What this task involves
Locate the string "avec" throughout the material and copy every line in which it occurs.
..............................
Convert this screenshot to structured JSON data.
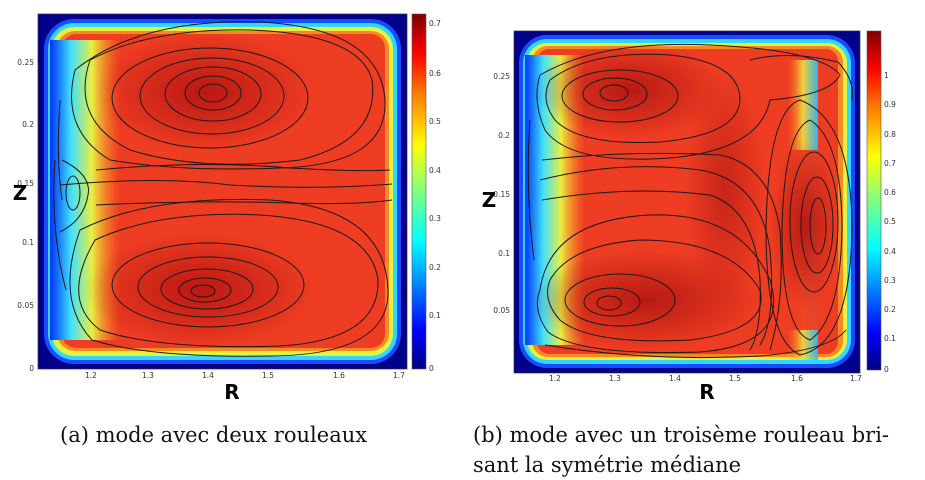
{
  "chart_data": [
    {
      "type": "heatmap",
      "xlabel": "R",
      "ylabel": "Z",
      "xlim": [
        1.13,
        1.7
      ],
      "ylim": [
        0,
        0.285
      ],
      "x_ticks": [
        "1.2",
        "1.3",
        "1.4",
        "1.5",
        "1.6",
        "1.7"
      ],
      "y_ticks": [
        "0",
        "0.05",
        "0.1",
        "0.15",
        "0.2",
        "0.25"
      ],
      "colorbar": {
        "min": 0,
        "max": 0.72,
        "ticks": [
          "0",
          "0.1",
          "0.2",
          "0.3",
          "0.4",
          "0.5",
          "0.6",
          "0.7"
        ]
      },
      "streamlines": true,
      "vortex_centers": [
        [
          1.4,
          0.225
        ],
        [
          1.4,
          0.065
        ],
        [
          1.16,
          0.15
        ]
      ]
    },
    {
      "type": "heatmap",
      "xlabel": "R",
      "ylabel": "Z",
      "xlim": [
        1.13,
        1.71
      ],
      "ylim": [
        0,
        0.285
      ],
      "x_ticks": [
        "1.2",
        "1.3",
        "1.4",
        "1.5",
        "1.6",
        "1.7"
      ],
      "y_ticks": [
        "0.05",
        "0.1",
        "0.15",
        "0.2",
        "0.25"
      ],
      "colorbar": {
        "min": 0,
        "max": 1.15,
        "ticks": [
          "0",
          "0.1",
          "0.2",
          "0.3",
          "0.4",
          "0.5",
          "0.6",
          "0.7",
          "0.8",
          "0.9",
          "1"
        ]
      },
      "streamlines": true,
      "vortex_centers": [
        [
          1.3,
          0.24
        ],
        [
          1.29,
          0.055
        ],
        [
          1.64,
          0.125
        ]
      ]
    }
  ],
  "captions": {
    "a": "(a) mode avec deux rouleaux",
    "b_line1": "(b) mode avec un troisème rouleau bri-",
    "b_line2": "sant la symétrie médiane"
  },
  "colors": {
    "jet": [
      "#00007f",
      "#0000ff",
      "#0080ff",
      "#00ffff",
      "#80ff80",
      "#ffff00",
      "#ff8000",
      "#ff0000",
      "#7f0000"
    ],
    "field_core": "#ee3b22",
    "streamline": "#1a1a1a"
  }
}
..............................
Written solution
    "a": "(a) mode avec deux rouleaux",
    "b_line1": "(b) mode avec un troisème rouleau bri-",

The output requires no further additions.